* START RECORDS PROVIDED *
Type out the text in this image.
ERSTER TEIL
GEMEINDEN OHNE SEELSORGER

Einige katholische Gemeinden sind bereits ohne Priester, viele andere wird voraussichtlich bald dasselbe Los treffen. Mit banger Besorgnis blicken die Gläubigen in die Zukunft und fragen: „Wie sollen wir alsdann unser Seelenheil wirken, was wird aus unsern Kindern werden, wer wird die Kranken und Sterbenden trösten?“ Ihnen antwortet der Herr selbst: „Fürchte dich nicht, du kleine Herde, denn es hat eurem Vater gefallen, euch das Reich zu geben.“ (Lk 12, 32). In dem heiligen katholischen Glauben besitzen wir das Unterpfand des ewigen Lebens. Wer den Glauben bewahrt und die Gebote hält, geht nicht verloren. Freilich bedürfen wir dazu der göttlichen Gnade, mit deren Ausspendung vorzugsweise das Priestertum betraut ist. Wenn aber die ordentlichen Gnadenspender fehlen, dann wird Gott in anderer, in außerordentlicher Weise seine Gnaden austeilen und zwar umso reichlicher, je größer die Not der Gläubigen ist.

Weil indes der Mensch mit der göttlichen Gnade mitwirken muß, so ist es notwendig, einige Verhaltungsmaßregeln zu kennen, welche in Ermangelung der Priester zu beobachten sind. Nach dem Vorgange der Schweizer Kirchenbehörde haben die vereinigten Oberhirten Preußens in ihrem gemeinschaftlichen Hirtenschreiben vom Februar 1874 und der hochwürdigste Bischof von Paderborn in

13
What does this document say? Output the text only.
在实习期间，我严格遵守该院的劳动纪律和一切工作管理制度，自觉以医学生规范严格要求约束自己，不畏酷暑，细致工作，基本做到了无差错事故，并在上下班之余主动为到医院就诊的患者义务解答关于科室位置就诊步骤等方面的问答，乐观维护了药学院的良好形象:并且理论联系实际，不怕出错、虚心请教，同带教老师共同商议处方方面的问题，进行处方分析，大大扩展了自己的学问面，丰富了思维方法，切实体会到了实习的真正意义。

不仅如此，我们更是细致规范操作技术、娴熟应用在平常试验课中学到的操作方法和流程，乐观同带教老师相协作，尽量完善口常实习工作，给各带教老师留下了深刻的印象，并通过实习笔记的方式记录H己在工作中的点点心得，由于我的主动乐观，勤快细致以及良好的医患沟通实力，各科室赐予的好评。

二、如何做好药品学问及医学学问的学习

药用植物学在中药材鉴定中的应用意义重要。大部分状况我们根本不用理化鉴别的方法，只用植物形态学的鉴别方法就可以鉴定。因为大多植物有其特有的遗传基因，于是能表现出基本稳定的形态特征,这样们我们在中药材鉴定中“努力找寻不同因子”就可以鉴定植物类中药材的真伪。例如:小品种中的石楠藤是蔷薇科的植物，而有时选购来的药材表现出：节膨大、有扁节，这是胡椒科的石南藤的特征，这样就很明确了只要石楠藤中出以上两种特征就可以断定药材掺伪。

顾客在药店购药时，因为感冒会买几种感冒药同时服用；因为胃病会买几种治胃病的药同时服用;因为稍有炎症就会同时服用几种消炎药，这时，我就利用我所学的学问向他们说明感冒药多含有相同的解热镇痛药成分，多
* END RECORDS PROVIDED *
» WORK TO DO: Please repeat the listing above in full and exactly.

» ANSWER FOR THE TASK:
Type out the text in this image.
ERSTER TEIL
GEMEINDEN OHNE SEELSORGER

Einige katholische Gemeinden sind bereits ohne Priester, viele andere wird voraussichtlich bald dasselbe Los treffen. Mit banger Besorgnis blicken die Gläubigen in die Zukunft und fragen: „Wie sollen wir alsdann unser Seelenheil wirken, was wird aus unsern Kindern werden, wer wird die Kranken und Sterbenden trösten?“ Ihnen antwortet der Herr selbst: „Fürchte dich nicht, du kleine Herde, denn es hat eurem Vater gefallen, euch das Reich zu geben.“ (Lk 12, 32). In dem heiligen katholischen Glauben besitzen wir das Unterpfand des ewigen Lebens. Wer den Glauben bewahrt und die Gebote hält, geht nicht verloren. Freilich bedürfen wir dazu der göttlichen Gnade, mit deren Ausspendung vorzugsweise das Priestertum betraut ist. Wenn aber die ordentlichen Gnadenspender fehlen, dann wird Gott in anderer, in außerordentlicher Weise seine Gnaden austeilen und zwar umso reichlicher, je größer die Not der Gläubigen ist.

Weil indes der Mensch mit der göttlichen Gnade mitwirken muß, so ist es notwendig, einige Verhaltungsmaßregeln zu kennen, welche in Ermangelung der Priester zu beobachten sind. Nach dem Vorgange der Schweizer Kirchenbehörde haben die vereinigten Oberhirten Preußens in ihrem gemeinschaftlichen Hirtenschreiben vom Februar 1874 und der hochwürdigste Bischof von Paderborn in

13
What does this document say? Output the text only.
在实习期间，我严格遵守该院的劳动纪律和一切工作管理制度，自觉以医学生规范严格要求约束自己，不畏酷暑，细致工作，基本做到了无差错事故，并在上下班之余主动为到医院就诊的患者义务解答关于科室位置就诊步骤等方面的问答，乐观维护了药学院的良好形象:并且理论联系实际，不怕出错、虚心请教，同带教老师共同商议处方方面的问题，进行处方分析，大大扩展了自己的学问面，丰富了思维方法，切实体会到了实习的真正意义。

不仅如此，我们更是细致规范操作技术、娴熟应用在平常试验课中学到的操作方法和流程，乐观同带教老师相协作，尽量完善口常实习工作，给各带教老师留下了深刻的印象，并通过实习笔记的方式记录H己在工作中的点点心得，由于我的主动乐观，勤快细致以及良好的医患沟通实力，各科室赐予的好评。

二、如何做好药品学问及医学学问的学习

药用植物学在中药材鉴定中的应用意义重要。大部分状况我们根本不用理化鉴别的方法，只用植物形态学的鉴别方法就可以鉴定。因为大多植物有其特有的遗传基因，于是能表现出基本稳定的形态特征,这样们我们在中药材鉴定中“努力找寻不同因子”就可以鉴定植物类中药材的真伪。例如:小品种中的石楠藤是蔷薇科的植物，而有时选购来的药材表现出：节膨大、有扁节，这是胡椒科的石南藤的特征，这样就很明确了只要石楠藤中出以上两种特征就可以断定药材掺伪。

顾客在药店购药时，因为感冒会买几种感冒药同时服用；因为胃病会买几种治胃病的药同时服用;因为稍有炎症就会同时服用几种消炎药，这时，我就利用我所学的学问向他们说明感冒药多含有相同的解热镇痛药成分，多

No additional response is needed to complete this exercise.